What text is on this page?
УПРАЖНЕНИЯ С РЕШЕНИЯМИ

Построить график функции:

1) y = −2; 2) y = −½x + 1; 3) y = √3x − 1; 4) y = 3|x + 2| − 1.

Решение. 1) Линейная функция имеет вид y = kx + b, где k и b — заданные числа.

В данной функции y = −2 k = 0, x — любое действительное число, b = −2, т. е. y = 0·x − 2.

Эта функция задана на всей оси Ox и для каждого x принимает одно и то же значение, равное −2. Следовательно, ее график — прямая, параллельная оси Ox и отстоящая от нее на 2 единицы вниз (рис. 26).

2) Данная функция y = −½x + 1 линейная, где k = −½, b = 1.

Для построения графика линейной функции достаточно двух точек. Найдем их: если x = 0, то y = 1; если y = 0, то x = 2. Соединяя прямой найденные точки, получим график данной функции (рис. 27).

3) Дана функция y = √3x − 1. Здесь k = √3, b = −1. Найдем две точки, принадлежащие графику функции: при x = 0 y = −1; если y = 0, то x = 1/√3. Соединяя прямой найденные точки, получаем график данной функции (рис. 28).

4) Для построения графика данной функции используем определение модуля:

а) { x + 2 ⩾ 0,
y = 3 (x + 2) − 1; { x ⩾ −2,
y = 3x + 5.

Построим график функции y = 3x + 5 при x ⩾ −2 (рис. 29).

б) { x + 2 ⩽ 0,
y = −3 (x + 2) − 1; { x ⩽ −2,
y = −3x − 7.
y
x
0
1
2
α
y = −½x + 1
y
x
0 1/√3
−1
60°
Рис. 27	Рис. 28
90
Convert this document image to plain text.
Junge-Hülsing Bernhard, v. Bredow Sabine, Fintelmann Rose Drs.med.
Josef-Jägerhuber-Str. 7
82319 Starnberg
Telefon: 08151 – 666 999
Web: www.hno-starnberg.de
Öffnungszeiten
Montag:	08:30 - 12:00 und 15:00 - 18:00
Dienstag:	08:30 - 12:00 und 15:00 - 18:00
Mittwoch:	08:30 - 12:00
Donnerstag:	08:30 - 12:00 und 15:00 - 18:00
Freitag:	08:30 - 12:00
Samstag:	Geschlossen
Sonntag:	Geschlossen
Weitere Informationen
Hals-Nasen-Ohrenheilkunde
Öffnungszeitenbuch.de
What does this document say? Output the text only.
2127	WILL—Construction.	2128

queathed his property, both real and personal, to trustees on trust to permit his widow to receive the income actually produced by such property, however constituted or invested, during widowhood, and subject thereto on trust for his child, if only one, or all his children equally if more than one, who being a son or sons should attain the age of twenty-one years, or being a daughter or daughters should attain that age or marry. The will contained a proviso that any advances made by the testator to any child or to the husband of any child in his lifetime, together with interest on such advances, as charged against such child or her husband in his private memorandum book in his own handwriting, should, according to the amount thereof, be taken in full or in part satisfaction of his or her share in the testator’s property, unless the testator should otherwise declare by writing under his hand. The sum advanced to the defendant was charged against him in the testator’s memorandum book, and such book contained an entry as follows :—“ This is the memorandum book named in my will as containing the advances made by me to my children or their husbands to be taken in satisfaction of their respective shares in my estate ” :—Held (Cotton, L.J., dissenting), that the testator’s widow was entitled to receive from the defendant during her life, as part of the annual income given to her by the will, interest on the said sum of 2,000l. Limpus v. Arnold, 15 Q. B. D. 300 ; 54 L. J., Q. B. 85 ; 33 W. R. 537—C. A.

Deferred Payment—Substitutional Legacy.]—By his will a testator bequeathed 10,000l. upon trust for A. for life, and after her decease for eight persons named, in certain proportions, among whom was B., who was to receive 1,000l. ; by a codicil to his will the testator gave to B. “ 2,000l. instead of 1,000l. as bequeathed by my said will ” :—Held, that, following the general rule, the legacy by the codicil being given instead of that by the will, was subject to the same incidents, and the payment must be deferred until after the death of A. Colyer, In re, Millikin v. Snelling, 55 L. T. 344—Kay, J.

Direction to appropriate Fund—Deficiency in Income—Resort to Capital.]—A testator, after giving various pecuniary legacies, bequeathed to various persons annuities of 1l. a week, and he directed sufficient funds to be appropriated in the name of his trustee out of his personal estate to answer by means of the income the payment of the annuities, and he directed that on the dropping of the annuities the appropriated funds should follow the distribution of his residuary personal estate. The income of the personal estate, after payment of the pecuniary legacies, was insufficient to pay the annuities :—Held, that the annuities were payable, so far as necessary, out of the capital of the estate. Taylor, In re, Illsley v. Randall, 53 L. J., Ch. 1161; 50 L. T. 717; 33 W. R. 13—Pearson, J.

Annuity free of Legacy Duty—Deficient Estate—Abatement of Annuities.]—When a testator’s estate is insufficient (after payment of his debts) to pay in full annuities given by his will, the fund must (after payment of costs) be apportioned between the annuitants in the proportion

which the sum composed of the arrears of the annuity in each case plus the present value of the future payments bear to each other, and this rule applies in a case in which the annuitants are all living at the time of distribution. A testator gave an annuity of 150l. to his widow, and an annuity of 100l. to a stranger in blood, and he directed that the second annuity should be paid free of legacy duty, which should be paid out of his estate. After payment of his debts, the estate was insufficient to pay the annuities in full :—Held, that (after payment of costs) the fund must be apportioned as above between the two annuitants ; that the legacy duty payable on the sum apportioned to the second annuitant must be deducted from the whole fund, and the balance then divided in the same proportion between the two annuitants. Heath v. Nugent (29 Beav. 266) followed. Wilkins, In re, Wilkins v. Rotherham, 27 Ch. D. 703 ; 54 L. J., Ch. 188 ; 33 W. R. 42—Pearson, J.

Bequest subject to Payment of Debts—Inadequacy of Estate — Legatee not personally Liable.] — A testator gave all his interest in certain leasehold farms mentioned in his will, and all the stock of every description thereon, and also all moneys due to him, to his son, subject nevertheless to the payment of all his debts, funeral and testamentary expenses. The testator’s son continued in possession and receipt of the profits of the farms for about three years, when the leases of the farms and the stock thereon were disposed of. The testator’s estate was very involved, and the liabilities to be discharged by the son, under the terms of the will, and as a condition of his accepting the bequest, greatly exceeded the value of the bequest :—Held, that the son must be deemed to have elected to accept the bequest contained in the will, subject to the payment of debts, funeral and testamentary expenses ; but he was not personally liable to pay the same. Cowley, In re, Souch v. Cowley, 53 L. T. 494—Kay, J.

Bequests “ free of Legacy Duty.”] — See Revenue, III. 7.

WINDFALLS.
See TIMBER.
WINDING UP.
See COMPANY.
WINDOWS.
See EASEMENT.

- Description of the task -
Find how many lines hold the string "функция", and state that number alone.

- Output below -
4